▸ **Task brief**
Copy every line that holds "sender".

▸ **Excerpted records**
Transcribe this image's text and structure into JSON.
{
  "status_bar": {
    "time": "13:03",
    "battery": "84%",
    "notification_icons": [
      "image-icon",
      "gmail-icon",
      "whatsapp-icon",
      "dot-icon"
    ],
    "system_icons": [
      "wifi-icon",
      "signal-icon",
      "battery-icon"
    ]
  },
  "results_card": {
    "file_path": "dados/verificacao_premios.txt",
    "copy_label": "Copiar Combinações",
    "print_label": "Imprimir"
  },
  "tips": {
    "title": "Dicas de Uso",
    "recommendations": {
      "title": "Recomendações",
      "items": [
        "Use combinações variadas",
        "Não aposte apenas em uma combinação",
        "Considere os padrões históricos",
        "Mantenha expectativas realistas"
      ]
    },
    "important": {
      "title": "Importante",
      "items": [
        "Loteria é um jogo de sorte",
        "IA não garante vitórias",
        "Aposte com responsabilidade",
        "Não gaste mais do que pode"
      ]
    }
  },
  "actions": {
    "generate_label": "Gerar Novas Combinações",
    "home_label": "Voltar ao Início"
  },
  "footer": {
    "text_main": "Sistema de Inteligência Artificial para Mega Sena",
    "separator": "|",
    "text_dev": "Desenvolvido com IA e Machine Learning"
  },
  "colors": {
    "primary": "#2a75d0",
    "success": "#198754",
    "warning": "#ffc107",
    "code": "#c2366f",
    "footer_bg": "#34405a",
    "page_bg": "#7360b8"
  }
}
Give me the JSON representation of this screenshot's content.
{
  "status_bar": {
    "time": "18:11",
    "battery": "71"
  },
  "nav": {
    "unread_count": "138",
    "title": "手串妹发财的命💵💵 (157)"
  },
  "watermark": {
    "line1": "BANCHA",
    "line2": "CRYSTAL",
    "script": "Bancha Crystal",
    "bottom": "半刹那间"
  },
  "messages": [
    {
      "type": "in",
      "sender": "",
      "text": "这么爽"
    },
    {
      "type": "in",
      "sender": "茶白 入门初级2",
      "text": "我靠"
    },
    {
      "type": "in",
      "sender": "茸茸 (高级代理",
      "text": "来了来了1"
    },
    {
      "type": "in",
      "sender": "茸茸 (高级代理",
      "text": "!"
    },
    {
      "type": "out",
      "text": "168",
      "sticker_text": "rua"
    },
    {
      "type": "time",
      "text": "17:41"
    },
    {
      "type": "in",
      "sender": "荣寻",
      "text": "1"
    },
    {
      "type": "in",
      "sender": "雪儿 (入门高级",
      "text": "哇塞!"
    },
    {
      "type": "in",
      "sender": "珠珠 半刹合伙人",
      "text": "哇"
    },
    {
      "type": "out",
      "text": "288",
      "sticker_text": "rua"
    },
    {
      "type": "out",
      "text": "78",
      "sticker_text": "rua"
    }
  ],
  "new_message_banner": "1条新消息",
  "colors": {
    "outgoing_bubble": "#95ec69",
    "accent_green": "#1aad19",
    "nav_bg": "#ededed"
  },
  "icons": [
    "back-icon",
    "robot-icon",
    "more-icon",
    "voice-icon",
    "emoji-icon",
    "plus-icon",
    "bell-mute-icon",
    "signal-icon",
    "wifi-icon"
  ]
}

▸ **In response**
      "sender": "",
      "sender": "茶白 入门初级2",
      "sender": "茸茸 (高级代理",
      "sender": "茸茸 (高级代理",
      "sender": "荣寻",
      "sender": "雪儿 (入门高级",
      "sender": "珠珠 半刹合伙人",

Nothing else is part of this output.